#### WHAT YOU SHOULD DO
Find the word "месяц" in the listing; pull out each line holding it.

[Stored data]
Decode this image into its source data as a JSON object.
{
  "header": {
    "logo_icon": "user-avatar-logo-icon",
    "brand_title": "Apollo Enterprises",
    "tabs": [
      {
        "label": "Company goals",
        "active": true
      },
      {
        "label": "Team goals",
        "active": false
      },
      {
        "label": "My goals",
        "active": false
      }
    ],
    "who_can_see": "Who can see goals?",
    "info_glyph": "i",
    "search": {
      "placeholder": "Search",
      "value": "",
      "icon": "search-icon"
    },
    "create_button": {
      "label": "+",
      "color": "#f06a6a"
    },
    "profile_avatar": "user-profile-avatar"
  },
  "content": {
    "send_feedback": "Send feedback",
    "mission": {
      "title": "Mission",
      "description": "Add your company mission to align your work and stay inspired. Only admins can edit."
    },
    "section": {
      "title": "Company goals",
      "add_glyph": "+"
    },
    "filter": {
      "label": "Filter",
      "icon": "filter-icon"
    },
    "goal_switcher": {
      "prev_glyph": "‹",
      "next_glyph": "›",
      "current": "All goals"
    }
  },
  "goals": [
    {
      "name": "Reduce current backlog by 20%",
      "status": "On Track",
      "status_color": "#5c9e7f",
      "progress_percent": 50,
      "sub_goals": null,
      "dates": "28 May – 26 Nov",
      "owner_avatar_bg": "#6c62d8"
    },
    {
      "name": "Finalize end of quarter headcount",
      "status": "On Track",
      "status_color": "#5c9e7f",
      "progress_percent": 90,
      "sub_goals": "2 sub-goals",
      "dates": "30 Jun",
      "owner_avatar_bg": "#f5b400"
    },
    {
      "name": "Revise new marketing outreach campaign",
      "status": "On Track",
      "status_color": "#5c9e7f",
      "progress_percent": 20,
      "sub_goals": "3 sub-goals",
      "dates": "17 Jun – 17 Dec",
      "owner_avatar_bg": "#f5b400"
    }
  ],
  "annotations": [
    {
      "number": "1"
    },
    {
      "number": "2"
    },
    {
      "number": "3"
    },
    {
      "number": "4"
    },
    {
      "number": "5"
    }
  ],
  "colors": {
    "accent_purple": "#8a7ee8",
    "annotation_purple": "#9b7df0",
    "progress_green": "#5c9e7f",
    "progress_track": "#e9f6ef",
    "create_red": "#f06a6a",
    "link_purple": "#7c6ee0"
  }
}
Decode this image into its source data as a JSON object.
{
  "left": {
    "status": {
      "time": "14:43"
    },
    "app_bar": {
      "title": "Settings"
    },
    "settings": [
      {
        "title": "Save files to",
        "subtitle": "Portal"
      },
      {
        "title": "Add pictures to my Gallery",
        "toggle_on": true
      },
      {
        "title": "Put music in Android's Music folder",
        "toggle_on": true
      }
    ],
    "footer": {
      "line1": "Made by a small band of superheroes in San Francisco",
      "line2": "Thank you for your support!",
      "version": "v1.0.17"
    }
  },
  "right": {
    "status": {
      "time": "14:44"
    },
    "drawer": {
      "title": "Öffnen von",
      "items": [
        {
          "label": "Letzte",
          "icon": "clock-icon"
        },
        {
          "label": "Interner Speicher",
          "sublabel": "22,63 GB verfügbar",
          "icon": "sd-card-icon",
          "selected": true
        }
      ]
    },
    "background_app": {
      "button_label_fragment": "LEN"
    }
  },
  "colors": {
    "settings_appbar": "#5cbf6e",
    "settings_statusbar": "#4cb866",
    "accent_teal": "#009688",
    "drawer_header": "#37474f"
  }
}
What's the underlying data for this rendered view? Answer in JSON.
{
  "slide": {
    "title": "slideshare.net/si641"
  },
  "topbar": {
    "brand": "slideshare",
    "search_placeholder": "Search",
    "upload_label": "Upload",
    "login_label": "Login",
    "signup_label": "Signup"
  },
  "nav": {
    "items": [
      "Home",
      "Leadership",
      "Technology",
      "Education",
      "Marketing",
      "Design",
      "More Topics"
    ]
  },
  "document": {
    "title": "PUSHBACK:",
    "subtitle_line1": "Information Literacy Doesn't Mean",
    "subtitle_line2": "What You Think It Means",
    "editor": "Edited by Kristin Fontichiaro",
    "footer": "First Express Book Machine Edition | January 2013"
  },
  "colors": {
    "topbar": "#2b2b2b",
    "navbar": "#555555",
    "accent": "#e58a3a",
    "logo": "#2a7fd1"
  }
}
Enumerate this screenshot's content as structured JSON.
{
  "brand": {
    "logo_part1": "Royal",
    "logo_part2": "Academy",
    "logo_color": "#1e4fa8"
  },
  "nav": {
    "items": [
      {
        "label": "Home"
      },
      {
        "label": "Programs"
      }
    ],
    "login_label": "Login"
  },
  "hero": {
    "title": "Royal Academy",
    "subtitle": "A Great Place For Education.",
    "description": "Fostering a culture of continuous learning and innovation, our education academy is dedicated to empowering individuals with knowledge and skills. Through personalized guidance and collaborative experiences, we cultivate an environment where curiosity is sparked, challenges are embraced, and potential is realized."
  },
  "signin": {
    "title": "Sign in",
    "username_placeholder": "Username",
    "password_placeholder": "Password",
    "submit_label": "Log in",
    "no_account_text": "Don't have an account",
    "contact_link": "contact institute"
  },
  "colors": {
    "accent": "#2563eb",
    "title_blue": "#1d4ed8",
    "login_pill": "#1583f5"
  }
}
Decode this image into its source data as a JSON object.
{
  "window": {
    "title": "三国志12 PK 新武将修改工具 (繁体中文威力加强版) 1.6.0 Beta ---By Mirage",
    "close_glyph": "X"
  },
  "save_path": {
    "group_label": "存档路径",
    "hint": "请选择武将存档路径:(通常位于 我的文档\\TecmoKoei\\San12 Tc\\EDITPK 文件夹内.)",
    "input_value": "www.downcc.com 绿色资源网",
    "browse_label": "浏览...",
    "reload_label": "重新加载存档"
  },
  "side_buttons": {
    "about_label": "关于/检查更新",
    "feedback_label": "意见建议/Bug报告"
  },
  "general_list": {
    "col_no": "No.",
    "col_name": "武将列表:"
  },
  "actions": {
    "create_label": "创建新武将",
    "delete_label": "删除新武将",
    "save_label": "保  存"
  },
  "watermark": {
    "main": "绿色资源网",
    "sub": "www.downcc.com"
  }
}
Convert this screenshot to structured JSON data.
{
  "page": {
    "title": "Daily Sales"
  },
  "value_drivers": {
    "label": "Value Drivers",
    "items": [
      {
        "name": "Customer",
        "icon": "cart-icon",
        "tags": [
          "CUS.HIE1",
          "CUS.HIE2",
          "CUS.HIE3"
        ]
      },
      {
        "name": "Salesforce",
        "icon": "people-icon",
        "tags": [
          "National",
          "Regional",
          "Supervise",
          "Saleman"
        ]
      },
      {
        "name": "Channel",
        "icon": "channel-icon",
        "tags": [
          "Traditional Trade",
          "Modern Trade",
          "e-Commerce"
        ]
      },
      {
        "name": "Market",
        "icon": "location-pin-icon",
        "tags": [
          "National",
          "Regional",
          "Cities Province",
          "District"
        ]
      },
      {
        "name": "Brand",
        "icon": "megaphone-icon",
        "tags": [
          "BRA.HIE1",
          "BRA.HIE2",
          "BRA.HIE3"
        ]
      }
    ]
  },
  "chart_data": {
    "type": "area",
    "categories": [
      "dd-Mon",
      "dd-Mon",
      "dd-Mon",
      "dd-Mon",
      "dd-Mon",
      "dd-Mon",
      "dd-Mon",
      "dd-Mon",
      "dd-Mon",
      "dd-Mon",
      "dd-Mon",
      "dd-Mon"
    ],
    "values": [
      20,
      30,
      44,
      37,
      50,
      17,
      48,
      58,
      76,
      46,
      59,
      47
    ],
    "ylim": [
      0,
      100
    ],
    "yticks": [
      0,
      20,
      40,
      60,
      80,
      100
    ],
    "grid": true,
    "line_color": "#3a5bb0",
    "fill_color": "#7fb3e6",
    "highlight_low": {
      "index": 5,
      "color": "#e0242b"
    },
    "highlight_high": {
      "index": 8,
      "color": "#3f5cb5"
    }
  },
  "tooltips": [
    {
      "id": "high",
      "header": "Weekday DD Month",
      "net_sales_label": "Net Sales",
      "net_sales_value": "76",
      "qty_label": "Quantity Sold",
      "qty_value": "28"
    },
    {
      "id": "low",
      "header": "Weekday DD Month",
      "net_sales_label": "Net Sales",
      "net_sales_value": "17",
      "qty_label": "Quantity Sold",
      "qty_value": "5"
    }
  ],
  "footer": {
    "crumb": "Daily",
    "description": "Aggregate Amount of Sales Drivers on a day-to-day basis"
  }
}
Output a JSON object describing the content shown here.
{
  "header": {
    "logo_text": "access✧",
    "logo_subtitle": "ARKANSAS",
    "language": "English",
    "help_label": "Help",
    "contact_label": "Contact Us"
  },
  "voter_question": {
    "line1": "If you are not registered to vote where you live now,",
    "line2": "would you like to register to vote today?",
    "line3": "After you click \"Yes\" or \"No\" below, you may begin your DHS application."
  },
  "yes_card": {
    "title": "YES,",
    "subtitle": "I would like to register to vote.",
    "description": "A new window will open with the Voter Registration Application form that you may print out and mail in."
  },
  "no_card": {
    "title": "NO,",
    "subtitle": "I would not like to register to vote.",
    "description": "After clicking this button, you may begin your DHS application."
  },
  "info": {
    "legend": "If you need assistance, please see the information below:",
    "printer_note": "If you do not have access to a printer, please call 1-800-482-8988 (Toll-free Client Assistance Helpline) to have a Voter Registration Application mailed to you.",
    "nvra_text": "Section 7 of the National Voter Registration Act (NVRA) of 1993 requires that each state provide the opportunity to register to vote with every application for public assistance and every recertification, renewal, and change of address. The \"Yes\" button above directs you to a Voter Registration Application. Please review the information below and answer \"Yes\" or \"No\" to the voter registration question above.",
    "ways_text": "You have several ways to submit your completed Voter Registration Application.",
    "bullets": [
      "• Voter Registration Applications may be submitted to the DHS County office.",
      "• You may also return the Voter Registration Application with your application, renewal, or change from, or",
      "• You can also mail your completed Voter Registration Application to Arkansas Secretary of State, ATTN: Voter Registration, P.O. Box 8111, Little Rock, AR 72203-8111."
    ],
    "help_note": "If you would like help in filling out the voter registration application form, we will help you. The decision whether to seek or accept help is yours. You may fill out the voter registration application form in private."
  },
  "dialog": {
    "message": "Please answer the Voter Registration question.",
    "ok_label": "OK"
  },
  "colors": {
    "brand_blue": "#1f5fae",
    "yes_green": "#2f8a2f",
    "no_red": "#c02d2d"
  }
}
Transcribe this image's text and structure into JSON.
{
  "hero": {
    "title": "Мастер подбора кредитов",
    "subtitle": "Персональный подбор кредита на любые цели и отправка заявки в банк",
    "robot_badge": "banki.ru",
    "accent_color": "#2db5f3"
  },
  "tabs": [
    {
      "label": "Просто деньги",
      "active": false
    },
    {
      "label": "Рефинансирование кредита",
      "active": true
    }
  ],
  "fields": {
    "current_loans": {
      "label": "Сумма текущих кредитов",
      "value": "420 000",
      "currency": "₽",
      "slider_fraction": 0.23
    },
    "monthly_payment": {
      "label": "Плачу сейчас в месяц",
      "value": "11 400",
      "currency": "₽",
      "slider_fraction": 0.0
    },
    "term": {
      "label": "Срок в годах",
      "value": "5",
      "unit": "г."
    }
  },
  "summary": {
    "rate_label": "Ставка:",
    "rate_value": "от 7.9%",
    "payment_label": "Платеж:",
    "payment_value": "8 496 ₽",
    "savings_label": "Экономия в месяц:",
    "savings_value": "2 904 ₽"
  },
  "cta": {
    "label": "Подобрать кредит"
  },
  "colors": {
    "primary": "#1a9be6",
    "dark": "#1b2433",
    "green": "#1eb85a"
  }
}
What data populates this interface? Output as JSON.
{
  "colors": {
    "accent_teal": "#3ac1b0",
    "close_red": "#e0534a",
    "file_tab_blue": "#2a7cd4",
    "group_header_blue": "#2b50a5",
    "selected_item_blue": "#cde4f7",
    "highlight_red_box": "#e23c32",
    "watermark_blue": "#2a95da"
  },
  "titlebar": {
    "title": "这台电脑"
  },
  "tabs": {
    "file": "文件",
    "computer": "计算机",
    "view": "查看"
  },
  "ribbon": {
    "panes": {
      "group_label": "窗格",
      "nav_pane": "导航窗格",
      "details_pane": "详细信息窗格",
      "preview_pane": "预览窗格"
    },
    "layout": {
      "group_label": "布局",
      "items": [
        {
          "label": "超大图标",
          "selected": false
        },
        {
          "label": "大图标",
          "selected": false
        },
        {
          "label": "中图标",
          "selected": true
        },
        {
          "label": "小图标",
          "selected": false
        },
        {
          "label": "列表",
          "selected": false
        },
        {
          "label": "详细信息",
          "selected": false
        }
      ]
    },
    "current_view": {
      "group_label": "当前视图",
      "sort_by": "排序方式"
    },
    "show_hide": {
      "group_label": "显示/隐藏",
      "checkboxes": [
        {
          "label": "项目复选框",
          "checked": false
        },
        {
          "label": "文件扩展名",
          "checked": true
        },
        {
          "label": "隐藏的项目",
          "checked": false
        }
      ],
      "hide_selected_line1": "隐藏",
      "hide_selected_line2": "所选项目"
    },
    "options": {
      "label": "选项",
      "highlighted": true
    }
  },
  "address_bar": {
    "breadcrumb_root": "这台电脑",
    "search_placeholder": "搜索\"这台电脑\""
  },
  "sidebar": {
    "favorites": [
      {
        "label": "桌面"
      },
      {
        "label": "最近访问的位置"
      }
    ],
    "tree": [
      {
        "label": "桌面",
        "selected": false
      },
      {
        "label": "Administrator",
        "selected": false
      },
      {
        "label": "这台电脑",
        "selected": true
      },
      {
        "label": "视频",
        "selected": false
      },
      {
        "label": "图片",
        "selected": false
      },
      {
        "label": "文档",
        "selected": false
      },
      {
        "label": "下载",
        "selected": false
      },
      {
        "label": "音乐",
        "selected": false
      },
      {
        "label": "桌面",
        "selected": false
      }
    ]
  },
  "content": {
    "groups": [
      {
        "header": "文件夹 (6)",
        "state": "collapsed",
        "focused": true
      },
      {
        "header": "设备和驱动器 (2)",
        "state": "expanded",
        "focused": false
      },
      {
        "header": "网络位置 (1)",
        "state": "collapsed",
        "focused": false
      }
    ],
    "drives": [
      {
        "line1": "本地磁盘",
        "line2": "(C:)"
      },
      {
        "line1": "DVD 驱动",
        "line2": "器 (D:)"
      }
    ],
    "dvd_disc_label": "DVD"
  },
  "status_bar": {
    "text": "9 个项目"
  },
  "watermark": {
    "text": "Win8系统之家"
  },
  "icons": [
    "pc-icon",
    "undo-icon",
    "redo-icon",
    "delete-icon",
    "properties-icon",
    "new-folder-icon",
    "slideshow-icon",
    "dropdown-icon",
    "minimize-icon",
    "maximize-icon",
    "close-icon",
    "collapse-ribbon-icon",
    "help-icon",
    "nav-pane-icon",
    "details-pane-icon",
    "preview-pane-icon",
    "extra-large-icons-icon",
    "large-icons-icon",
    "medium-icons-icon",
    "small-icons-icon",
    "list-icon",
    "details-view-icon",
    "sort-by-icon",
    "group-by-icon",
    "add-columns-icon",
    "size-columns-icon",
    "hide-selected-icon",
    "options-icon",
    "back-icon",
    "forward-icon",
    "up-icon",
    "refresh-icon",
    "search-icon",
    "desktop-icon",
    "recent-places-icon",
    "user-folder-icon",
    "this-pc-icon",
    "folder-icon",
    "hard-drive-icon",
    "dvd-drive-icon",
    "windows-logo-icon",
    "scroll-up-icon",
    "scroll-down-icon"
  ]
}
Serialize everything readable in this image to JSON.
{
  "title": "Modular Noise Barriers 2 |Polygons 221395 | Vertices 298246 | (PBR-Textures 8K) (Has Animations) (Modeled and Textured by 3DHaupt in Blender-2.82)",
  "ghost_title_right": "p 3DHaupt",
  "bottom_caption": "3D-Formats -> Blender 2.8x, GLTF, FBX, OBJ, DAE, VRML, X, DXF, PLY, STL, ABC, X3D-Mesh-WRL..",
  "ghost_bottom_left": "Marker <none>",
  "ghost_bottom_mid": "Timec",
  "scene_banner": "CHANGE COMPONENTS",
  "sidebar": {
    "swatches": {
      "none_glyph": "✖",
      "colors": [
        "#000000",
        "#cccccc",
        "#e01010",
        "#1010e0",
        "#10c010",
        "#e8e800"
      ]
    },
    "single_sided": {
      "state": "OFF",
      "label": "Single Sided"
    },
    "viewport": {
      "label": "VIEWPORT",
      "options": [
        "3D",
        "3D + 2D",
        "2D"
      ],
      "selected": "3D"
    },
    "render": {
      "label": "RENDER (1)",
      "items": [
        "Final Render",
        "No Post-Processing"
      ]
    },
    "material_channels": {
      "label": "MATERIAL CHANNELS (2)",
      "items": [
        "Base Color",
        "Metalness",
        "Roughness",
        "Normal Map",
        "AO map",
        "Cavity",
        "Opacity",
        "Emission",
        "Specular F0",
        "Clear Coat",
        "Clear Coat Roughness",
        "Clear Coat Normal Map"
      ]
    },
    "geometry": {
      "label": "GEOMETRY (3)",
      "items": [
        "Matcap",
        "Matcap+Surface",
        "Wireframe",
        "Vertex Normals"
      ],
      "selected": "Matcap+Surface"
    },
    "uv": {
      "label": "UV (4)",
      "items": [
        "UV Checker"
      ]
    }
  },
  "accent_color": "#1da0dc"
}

#### THE REPLY
      "label": "Плачу сейчас в месяц",
    "savings_label": "Экономия в месяц:",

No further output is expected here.